TASK DIRECTIONS: Each line containing the word "สอบได" must be collected.

DATASET EXTRACT:
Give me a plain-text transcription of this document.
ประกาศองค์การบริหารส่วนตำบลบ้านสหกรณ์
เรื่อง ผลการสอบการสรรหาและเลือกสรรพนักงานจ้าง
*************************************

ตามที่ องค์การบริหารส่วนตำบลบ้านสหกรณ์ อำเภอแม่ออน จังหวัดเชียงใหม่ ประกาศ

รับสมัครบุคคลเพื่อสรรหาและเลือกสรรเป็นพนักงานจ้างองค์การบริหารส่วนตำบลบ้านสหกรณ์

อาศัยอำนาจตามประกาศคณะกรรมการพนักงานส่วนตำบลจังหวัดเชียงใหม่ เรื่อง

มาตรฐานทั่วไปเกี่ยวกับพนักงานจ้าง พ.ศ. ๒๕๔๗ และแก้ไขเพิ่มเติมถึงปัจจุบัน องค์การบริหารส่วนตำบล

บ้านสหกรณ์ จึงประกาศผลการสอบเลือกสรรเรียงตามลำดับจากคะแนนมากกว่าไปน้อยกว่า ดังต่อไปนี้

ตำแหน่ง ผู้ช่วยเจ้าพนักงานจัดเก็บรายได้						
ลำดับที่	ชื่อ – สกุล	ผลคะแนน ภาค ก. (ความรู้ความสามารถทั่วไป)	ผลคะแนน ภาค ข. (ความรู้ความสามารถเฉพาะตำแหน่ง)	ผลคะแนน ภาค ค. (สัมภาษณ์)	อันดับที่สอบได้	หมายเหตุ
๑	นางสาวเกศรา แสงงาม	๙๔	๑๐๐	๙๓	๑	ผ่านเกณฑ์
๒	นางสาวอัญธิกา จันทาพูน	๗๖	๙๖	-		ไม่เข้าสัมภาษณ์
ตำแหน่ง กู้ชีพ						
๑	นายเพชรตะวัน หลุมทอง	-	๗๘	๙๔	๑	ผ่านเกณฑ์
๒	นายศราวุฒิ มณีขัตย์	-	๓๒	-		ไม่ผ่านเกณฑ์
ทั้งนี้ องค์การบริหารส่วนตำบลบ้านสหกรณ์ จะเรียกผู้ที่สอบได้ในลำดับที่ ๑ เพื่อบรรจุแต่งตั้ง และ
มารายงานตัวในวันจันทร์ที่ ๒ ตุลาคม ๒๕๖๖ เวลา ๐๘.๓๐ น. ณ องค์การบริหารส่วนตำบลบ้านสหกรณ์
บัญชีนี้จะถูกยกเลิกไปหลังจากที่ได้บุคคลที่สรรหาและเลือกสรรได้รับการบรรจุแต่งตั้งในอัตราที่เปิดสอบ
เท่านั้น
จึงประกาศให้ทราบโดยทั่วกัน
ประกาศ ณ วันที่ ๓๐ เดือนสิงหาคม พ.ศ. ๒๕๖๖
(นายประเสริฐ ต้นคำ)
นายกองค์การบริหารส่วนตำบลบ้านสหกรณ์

WRITTEN REPLY:
ลำดับที่	ชื่อ – สกุล	ผลคะแนน ภาค ก. (ความรู้ความสามารถทั่วไป)	ผลคะแนน ภาค ข. (ความรู้ความสามารถเฉพาะตำแหน่ง)	ผลคะแนน ภาค ค. (สัมภาษณ์)	อันดับที่สอบได้	หมายเหตุ
ทั้งนี้ องค์การบริหารส่วนตำบลบ้านสหกรณ์ จะเรียกผู้ที่สอบได้ในลำดับที่ ๑ เพื่อบรรจุแต่งตั้ง และ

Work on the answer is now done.